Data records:
# # # #
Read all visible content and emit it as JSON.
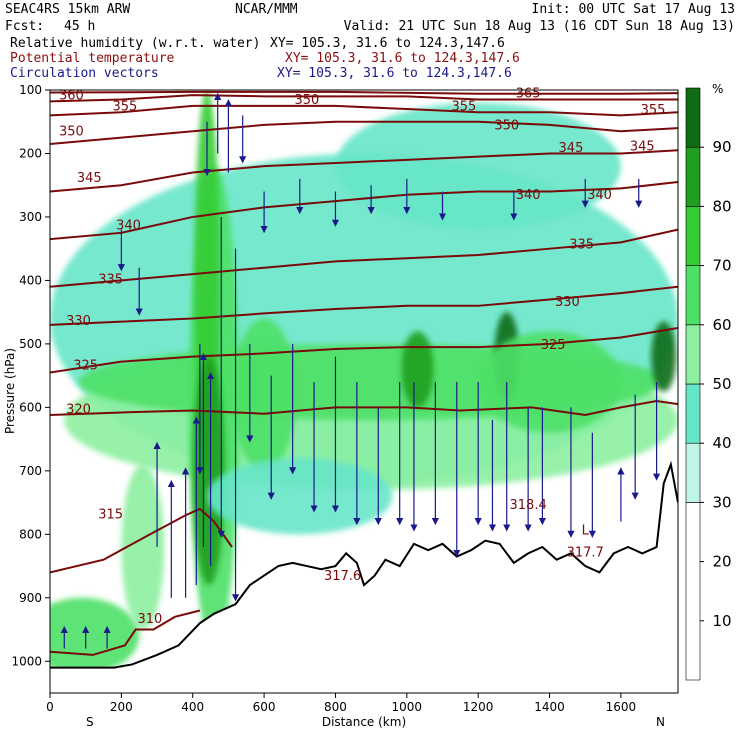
{
  "header": {
    "model": "SEAC4RS 15km ARW",
    "center": "NCAR/MMM",
    "init": "Init: 00 UTC Sat 17 Aug 13",
    "fcst_label": "Fcst:",
    "fcst_value": "45 h",
    "valid": "Valid: 21 UTC Sun 18 Aug 13 (16 CDT Sun 18 Aug 13)",
    "fields": [
      {
        "name": "Relative humidity (w.r.t. water)",
        "xy": "XY= 105.3, 31.6 to 124.3,147.6",
        "color": "#000000"
      },
      {
        "name": "Potential temperature",
        "xy": "XY= 105.3, 31.6 to 124.3,147.6",
        "color": "#8b1010"
      },
      {
        "name": "Circulation vectors",
        "xy": "XY= 105.3, 31.6 to 124.3,147.6",
        "color": "#1a1a8c"
      }
    ]
  },
  "chart_data": {
    "type": "heatmap",
    "xlabel": "Distance (km)",
    "ylabel": "Pressure (hPa)",
    "xlim": [
      0,
      1760
    ],
    "ylim": [
      1050,
      100
    ],
    "x_ticks": [
      0,
      200,
      400,
      600,
      800,
      1000,
      1200,
      1400,
      1600
    ],
    "y_ticks": [
      100,
      200,
      300,
      400,
      500,
      600,
      700,
      800,
      900,
      1000
    ],
    "x_end_labels": {
      "left": "S",
      "right": "N"
    },
    "colorbar": {
      "unit": "%",
      "ticks": [
        10,
        20,
        30,
        40,
        50,
        60,
        70,
        80,
        90
      ],
      "bands": [
        {
          "from": 0,
          "to": 30,
          "color": "#ffffff"
        },
        {
          "from": 30,
          "to": 40,
          "color": "#bff5e6"
        },
        {
          "from": 40,
          "to": 50,
          "color": "#66e6c8"
        },
        {
          "from": 50,
          "to": 60,
          "color": "#8cf0a0"
        },
        {
          "from": 60,
          "to": 70,
          "color": "#4de066"
        },
        {
          "from": 70,
          "to": 80,
          "color": "#33cc33"
        },
        {
          "from": 80,
          "to": 90,
          "color": "#1f9e1f"
        },
        {
          "from": 90,
          "to": 100,
          "color": "#0f6b14"
        }
      ]
    },
    "rh_blobs": [
      {
        "x": 880,
        "p": 460,
        "rx": 880,
        "rp": 260,
        "rh": 42
      },
      {
        "x": 900,
        "p": 620,
        "rx": 860,
        "rp": 110,
        "rh": 55
      },
      {
        "x": 900,
        "p": 560,
        "rx": 820,
        "rp": 60,
        "rh": 65
      },
      {
        "x": 460,
        "p": 600,
        "rx": 70,
        "rp": 380,
        "rh": 60
      },
      {
        "x": 440,
        "p": 400,
        "rx": 35,
        "rp": 300,
        "rh": 75
      },
      {
        "x": 445,
        "p": 700,
        "rx": 45,
        "rp": 180,
        "rh": 82
      },
      {
        "x": 90,
        "p": 960,
        "rx": 160,
        "rp": 60,
        "rh": 62
      },
      {
        "x": 1030,
        "p": 540,
        "rx": 45,
        "rp": 60,
        "rh": 85
      },
      {
        "x": 1280,
        "p": 520,
        "rx": 35,
        "rp": 70,
        "rh": 92
      },
      {
        "x": 1720,
        "p": 520,
        "rx": 35,
        "rp": 55,
        "rh": 92
      },
      {
        "x": 600,
        "p": 580,
        "rx": 90,
        "rp": 120,
        "rh": 60
      },
      {
        "x": 1400,
        "p": 560,
        "rx": 200,
        "rp": 80,
        "rh": 65
      },
      {
        "x": 1200,
        "p": 220,
        "rx": 400,
        "rp": 100,
        "rh": 45
      },
      {
        "x": 260,
        "p": 820,
        "rx": 60,
        "rp": 130,
        "rh": 58
      },
      {
        "x": 700,
        "p": 740,
        "rx": 260,
        "rp": 60,
        "rh": 42
      }
    ],
    "theta_contours": [
      {
        "value": 310,
        "label": "310",
        "label_x": 280,
        "label_p": 940,
        "points": [
          [
            0,
            985
          ],
          [
            120,
            990
          ],
          [
            210,
            975
          ],
          [
            240,
            950
          ],
          [
            290,
            950
          ],
          [
            350,
            930
          ],
          [
            420,
            920
          ]
        ]
      },
      {
        "value": 315,
        "label": "315",
        "label_x": 170,
        "label_p": 775,
        "points": [
          [
            0,
            860
          ],
          [
            150,
            840
          ],
          [
            280,
            800
          ],
          [
            380,
            770
          ],
          [
            420,
            760
          ],
          [
            460,
            780
          ],
          [
            510,
            820
          ]
        ]
      },
      {
        "value": 320,
        "label": "320",
        "label_x": 80,
        "label_p": 610,
        "points": [
          [
            0,
            612
          ],
          [
            200,
            608
          ],
          [
            400,
            605
          ],
          [
            600,
            610
          ],
          [
            800,
            600
          ],
          [
            1000,
            600
          ],
          [
            1150,
            605
          ],
          [
            1350,
            600
          ],
          [
            1500,
            612
          ],
          [
            1600,
            600
          ],
          [
            1700,
            590
          ],
          [
            1760,
            595
          ]
        ]
      },
      {
        "value": 325,
        "label": "325",
        "label_x": 100,
        "label_p": 540,
        "points": [
          [
            0,
            545
          ],
          [
            200,
            528
          ],
          [
            400,
            520
          ],
          [
            600,
            515
          ],
          [
            800,
            508
          ],
          [
            1000,
            505
          ],
          [
            1200,
            505
          ],
          [
            1400,
            500
          ],
          [
            1600,
            490
          ],
          [
            1760,
            475
          ]
        ]
      },
      {
        "value": 330,
        "label": "330",
        "label_x": 80,
        "label_p": 470,
        "points": [
          [
            0,
            470
          ],
          [
            200,
            465
          ],
          [
            400,
            460
          ],
          [
            600,
            452
          ],
          [
            800,
            445
          ],
          [
            1000,
            440
          ],
          [
            1200,
            440
          ],
          [
            1400,
            430
          ],
          [
            1600,
            420
          ],
          [
            1760,
            410
          ]
        ]
      },
      {
        "value": 335,
        "label": "335",
        "label_x": 170,
        "label_p": 405,
        "points": [
          [
            0,
            410
          ],
          [
            200,
            400
          ],
          [
            400,
            390
          ],
          [
            600,
            380
          ],
          [
            800,
            370
          ],
          [
            1000,
            365
          ],
          [
            1200,
            360
          ],
          [
            1400,
            350
          ],
          [
            1600,
            340
          ],
          [
            1760,
            320
          ]
        ]
      },
      {
        "value": 340,
        "label": "340",
        "label_x": 220,
        "label_p": 320,
        "points": [
          [
            0,
            335
          ],
          [
            200,
            325
          ],
          [
            400,
            300
          ],
          [
            600,
            285
          ],
          [
            800,
            275
          ],
          [
            1000,
            265
          ],
          [
            1200,
            260
          ],
          [
            1400,
            260
          ],
          [
            1600,
            255
          ],
          [
            1760,
            245
          ]
        ]
      },
      {
        "value": 345,
        "label": "345",
        "label_x": 110,
        "label_p": 245,
        "points": [
          [
            0,
            260
          ],
          [
            200,
            250
          ],
          [
            400,
            230
          ],
          [
            600,
            220
          ],
          [
            800,
            215
          ],
          [
            1000,
            210
          ],
          [
            1200,
            205
          ],
          [
            1400,
            200
          ],
          [
            1600,
            200
          ],
          [
            1760,
            195
          ]
        ]
      },
      {
        "value": 350,
        "label": "350",
        "label_x": 60,
        "label_p": 172,
        "points": [
          [
            0,
            185
          ],
          [
            200,
            175
          ],
          [
            400,
            165
          ],
          [
            600,
            155
          ],
          [
            800,
            150
          ],
          [
            1000,
            150
          ],
          [
            1200,
            150
          ],
          [
            1400,
            155
          ],
          [
            1600,
            165
          ],
          [
            1760,
            160
          ]
        ]
      },
      {
        "value": 355,
        "label": "355",
        "label_x": 210,
        "label_p": 132,
        "points": [
          [
            0,
            140
          ],
          [
            200,
            135
          ],
          [
            400,
            125
          ],
          [
            600,
            125
          ],
          [
            800,
            125
          ],
          [
            1000,
            130
          ],
          [
            1200,
            135
          ],
          [
            1400,
            135
          ],
          [
            1600,
            140
          ],
          [
            1760,
            135
          ]
        ]
      },
      {
        "value": 360,
        "label": "360",
        "label_x": 60,
        "label_p": 115,
        "points": [
          [
            0,
            118
          ],
          [
            200,
            115
          ],
          [
            400,
            108
          ],
          [
            600,
            110
          ],
          [
            800,
            110
          ],
          [
            1000,
            110
          ],
          [
            1200,
            115
          ],
          [
            1400,
            115
          ],
          [
            1600,
            115
          ],
          [
            1760,
            115
          ]
        ]
      },
      {
        "value": 365,
        "label": "365",
        "label_x": 1340,
        "label_p": 112,
        "points": [
          [
            0,
            104
          ],
          [
            400,
            103
          ],
          [
            800,
            103
          ],
          [
            1200,
            106
          ],
          [
            1600,
            106
          ],
          [
            1760,
            105
          ]
        ]
      }
    ],
    "extra_labels": [
      {
        "text": "350",
        "x": 720,
        "p": 122
      },
      {
        "text": "355",
        "x": 1160,
        "p": 132
      },
      {
        "text": "355",
        "x": 1690,
        "p": 138
      },
      {
        "text": "350",
        "x": 1280,
        "p": 162
      },
      {
        "text": "345",
        "x": 1460,
        "p": 198
      },
      {
        "text": "345",
        "x": 1660,
        "p": 195
      },
      {
        "text": "340",
        "x": 1340,
        "p": 272
      },
      {
        "text": "340",
        "x": 1540,
        "p": 272
      },
      {
        "text": "335",
        "x": 1490,
        "p": 350
      },
      {
        "text": "330",
        "x": 1450,
        "p": 440
      },
      {
        "text": "325",
        "x": 1410,
        "p": 508
      },
      {
        "text": "318.4",
        "x": 1340,
        "p": 760
      },
      {
        "text": "L",
        "x": 1500,
        "p": 800
      },
      {
        "text": "317.7",
        "x": 1500,
        "p": 835
      },
      {
        "text": "317.6",
        "x": 820,
        "p": 872
      }
    ],
    "terrain": [
      [
        0,
        1010
      ],
      [
        180,
        1010
      ],
      [
        230,
        1005
      ],
      [
        300,
        990
      ],
      [
        360,
        975
      ],
      [
        420,
        940
      ],
      [
        460,
        925
      ],
      [
        520,
        910
      ],
      [
        560,
        880
      ],
      [
        600,
        865
      ],
      [
        640,
        850
      ],
      [
        680,
        845
      ],
      [
        720,
        850
      ],
      [
        760,
        855
      ],
      [
        800,
        850
      ],
      [
        830,
        830
      ],
      [
        860,
        845
      ],
      [
        880,
        880
      ],
      [
        910,
        865
      ],
      [
        940,
        840
      ],
      [
        980,
        850
      ],
      [
        1020,
        815
      ],
      [
        1060,
        825
      ],
      [
        1100,
        815
      ],
      [
        1140,
        835
      ],
      [
        1180,
        825
      ],
      [
        1220,
        810
      ],
      [
        1260,
        815
      ],
      [
        1300,
        845
      ],
      [
        1340,
        830
      ],
      [
        1380,
        820
      ],
      [
        1420,
        840
      ],
      [
        1460,
        830
      ],
      [
        1500,
        850
      ],
      [
        1540,
        860
      ],
      [
        1580,
        830
      ],
      [
        1620,
        820
      ],
      [
        1660,
        830
      ],
      [
        1700,
        820
      ],
      [
        1720,
        720
      ],
      [
        1740,
        690
      ],
      [
        1760,
        750
      ]
    ],
    "vectors": [
      {
        "x": 40,
        "p": 980,
        "dp": -30
      },
      {
        "x": 100,
        "p": 980,
        "dp": -30
      },
      {
        "x": 160,
        "p": 980,
        "dp": -30
      },
      {
        "x": 300,
        "p": 820,
        "dp": -160
      },
      {
        "x": 340,
        "p": 900,
        "dp": -180
      },
      {
        "x": 380,
        "p": 900,
        "dp": -200
      },
      {
        "x": 410,
        "p": 880,
        "dp": -260
      },
      {
        "x": 430,
        "p": 820,
        "dp": -300
      },
      {
        "x": 450,
        "p": 850,
        "dp": -300
      },
      {
        "x": 480,
        "p": 300,
        "dp": 500
      },
      {
        "x": 520,
        "p": 350,
        "dp": 550
      },
      {
        "x": 470,
        "p": 200,
        "dp": -90
      },
      {
        "x": 500,
        "p": 230,
        "dp": -110
      },
      {
        "x": 200,
        "p": 320,
        "dp": 60
      },
      {
        "x": 250,
        "p": 380,
        "dp": 70
      },
      {
        "x": 560,
        "p": 500,
        "dp": 150
      },
      {
        "x": 620,
        "p": 550,
        "dp": 190
      },
      {
        "x": 680,
        "p": 500,
        "dp": 200
      },
      {
        "x": 740,
        "p": 560,
        "dp": 200
      },
      {
        "x": 800,
        "p": 520,
        "dp": 240
      },
      {
        "x": 860,
        "p": 560,
        "dp": 220
      },
      {
        "x": 920,
        "p": 600,
        "dp": 180
      },
      {
        "x": 980,
        "p": 560,
        "dp": 220
      },
      {
        "x": 1020,
        "p": 560,
        "dp": 230
      },
      {
        "x": 1080,
        "p": 560,
        "dp": 220
      },
      {
        "x": 1140,
        "p": 560,
        "dp": 270
      },
      {
        "x": 1200,
        "p": 560,
        "dp": 220
      },
      {
        "x": 1240,
        "p": 620,
        "dp": 170
      },
      {
        "x": 1280,
        "p": 560,
        "dp": 230
      },
      {
        "x": 1340,
        "p": 600,
        "dp": 190
      },
      {
        "x": 1380,
        "p": 600,
        "dp": 180
      },
      {
        "x": 1460,
        "p": 600,
        "dp": 200
      },
      {
        "x": 1520,
        "p": 640,
        "dp": 160
      },
      {
        "x": 1600,
        "p": 780,
        "dp": -80
      },
      {
        "x": 1640,
        "p": 580,
        "dp": 160
      },
      {
        "x": 1700,
        "p": 560,
        "dp": 150
      },
      {
        "x": 600,
        "p": 260,
        "dp": 60
      },
      {
        "x": 700,
        "p": 240,
        "dp": 50
      },
      {
        "x": 800,
        "p": 260,
        "dp": 50
      },
      {
        "x": 900,
        "p": 250,
        "dp": 40
      },
      {
        "x": 1000,
        "p": 240,
        "dp": 50
      },
      {
        "x": 1100,
        "p": 260,
        "dp": 40
      },
      {
        "x": 1300,
        "p": 260,
        "dp": 40
      },
      {
        "x": 1500,
        "p": 240,
        "dp": 40
      },
      {
        "x": 1650,
        "p": 240,
        "dp": 40
      },
      {
        "x": 440,
        "p": 150,
        "dp": 80
      },
      {
        "x": 540,
        "p": 140,
        "dp": 70
      },
      {
        "x": 420,
        "p": 500,
        "dp": 200
      }
    ]
  }
}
# # # #
REQUIRED TASK -> Copy each line of the preceding data that contains the string "from".

SOLUTION TO THIS TASK ->
          "from": 0,
          "from": 30,
          "from": 40,
          "from": 50,
          "from": 60,
          "from": 70,
          "from": 80,
          "from": 90,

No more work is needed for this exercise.